(Stored data)
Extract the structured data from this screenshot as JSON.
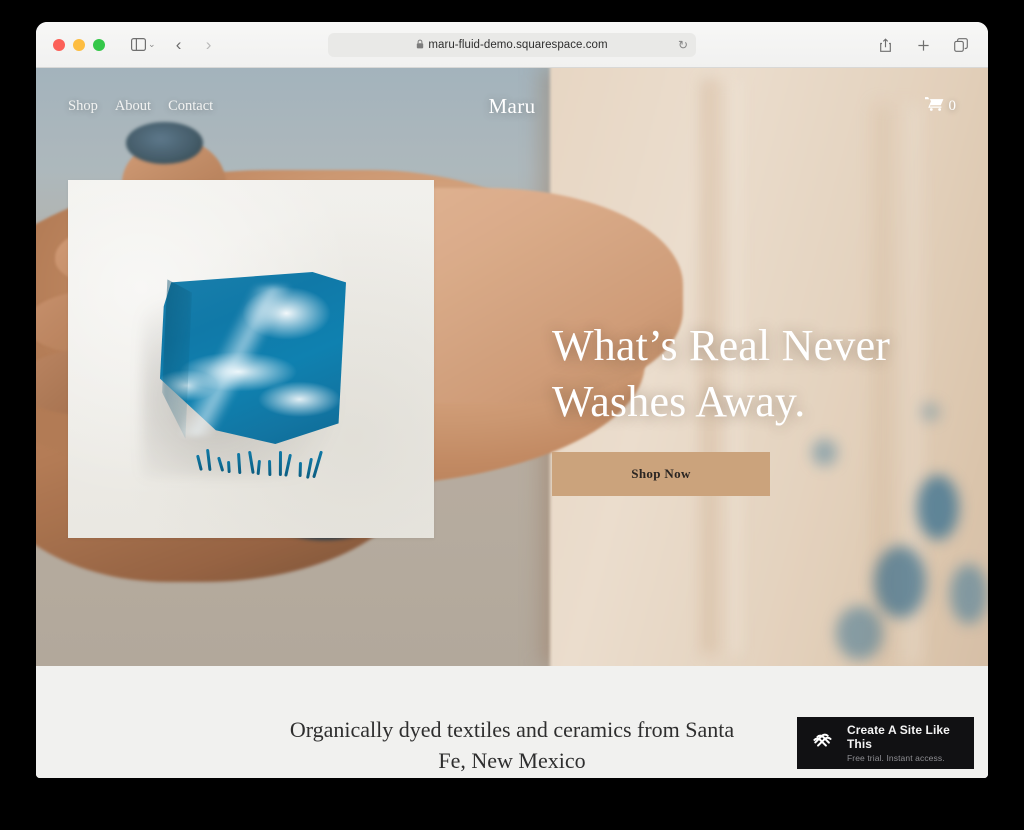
{
  "browser": {
    "url": "maru-fluid-demo.squarespace.com",
    "lock_icon": "lock-icon",
    "reload_icon": "reload-icon",
    "sidebar_icon": "sidebar-icon",
    "chevron_icon": "chevron-down-icon",
    "back_icon": "‹",
    "forward_icon": "›",
    "share_icon": "share-icon",
    "new_tab_icon": "plus-icon",
    "tabs_icon": "tab-overview-icon"
  },
  "site": {
    "logo": "Maru",
    "nav": [
      {
        "label": "Shop"
      },
      {
        "label": "About"
      },
      {
        "label": "Contact"
      }
    ],
    "cart": {
      "icon": "cart-icon",
      "count": "0"
    },
    "hero": {
      "headline_line1": "What’s Real Never",
      "headline_line2": "Washes Away.",
      "cta_label": "Shop Now",
      "cta_color": "#cba37c",
      "product_image_alt": "blue-tie-dyed-folded-textile"
    },
    "intro": {
      "line1": "Organically dyed textiles and ceramics from",
      "line2": "Santa Fe, New Mexico"
    }
  },
  "badge": {
    "logo_icon": "squarespace-logo-icon",
    "title": "Create A Site Like This",
    "subtitle": "Free trial. Instant access.",
    "background": "#111113"
  }
}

What is being asked - Leave out the pictures and copy every record above exactly.

Task output -
Extract the structured data from this screenshot as JSON.
{
  "browser": {
    "url": "maru-fluid-demo.squarespace.com",
    "lock_icon": "lock-icon",
    "reload_icon": "reload-icon",
    "sidebar_icon": "sidebar-icon",
    "chevron_icon": "chevron-down-icon",
    "back_icon": "‹",
    "forward_icon": "›",
    "share_icon": "share-icon",
    "new_tab_icon": "plus-icon",
    "tabs_icon": "tab-overview-icon"
  },
  "site": {
    "logo": "Maru",
    "nav": [
      {
        "label": "Shop"
      },
      {
        "label": "About"
      },
      {
        "label": "Contact"
      }
    ],
    "cart": {
      "icon": "cart-icon",
      "count": "0"
    },
    "hero": {
      "headline_line1": "What’s Real Never",
      "headline_line2": "Washes Away.",
      "cta_label": "Shop Now",
      "cta_color": "#cba37c",
      "product_image_alt": "blue-tie-dyed-folded-textile"
    },
    "intro": {
      "line1": "Organically dyed textiles and ceramics from",
      "line2": "Santa Fe, New Mexico"
    }
  },
  "badge": {
    "logo_icon": "squarespace-logo-icon",
    "title": "Create A Site Like This",
    "subtitle": "Free trial. Instant access.",
    "background": "#111113"
  }
}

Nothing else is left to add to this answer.